◆ TASK REQUIREMENTS
Will you transcribe the entries that follow, exactly and in full?

- - - -

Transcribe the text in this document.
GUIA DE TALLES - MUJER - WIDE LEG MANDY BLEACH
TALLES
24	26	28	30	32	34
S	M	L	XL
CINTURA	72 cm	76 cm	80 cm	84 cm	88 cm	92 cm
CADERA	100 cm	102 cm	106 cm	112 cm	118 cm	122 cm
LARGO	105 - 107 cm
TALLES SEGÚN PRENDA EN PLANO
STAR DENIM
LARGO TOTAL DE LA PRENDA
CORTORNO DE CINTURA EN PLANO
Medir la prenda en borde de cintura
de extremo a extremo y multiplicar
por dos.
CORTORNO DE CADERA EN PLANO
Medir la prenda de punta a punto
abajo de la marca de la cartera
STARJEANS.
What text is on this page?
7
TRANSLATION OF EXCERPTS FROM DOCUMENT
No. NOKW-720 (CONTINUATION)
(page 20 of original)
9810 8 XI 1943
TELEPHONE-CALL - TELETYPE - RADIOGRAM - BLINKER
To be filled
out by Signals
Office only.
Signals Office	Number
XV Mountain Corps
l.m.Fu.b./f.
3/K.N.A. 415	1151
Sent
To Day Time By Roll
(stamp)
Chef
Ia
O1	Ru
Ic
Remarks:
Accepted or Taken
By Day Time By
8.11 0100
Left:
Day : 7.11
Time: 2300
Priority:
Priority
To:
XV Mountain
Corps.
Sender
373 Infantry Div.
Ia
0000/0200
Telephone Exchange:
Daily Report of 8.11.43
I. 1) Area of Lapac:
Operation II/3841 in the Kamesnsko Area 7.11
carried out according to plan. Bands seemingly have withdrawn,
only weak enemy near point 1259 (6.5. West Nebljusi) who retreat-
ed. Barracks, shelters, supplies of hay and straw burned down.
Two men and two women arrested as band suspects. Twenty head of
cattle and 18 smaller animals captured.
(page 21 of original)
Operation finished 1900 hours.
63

- - - -

◆ RESPONSE TO THE TASK
Transcribe the text in this document.
GUIA DE TALLES - MUJER - WIDE LEG MANDY BLEACH
TALLES
24	26	28	30	32	34
S	M	L	XL
CINTURA	72 cm	76 cm	80 cm	84 cm	88 cm	92 cm
CADERA	100 cm	102 cm	106 cm	112 cm	118 cm	122 cm
LARGO	105 - 107 cm
TALLES SEGÚN PRENDA EN PLANO
STAR DENIM
LARGO TOTAL DE LA PRENDA
CORTORNO DE CINTURA EN PLANO
Medir la prenda en borde de cintura
de extremo a extremo y multiplicar
por dos.
CORTORNO DE CADERA EN PLANO
Medir la prenda de punta a punto
abajo de la marca de la cartera
STARJEANS.
What text is on this page?
7
TRANSLATION OF EXCERPTS FROM DOCUMENT
No. NOKW-720 (CONTINUATION)
(page 20 of original)
9810 8 XI 1943
TELEPHONE-CALL - TELETYPE - RADIOGRAM - BLINKER
To be filled
out by Signals
Office only.
Signals Office	Number
XV Mountain Corps
l.m.Fu.b./f.
3/K.N.A. 415	1151
Sent
To Day Time By Roll
(stamp)
Chef
Ia
O1	Ru
Ic
Remarks:
Accepted or Taken
By Day Time By
8.11 0100
Left:
Day : 7.11
Time: 2300
Priority:
Priority
To:
XV Mountain
Corps.
Sender
373 Infantry Div.
Ia
0000/0200
Telephone Exchange:
Daily Report of 8.11.43
I. 1) Area of Lapac:
Operation II/3841 in the Kamesnsko Area 7.11
carried out according to plan. Bands seemingly have withdrawn,
only weak enemy near point 1259 (6.5. West Nebljusi) who retreat-
ed. Barracks, shelters, supplies of hay and straw burned down.
Two men and two women arrested as band suspects. Twenty head of
cattle and 18 smaller animals captured.
(page 21 of original)
Operation finished 1900 hours.
63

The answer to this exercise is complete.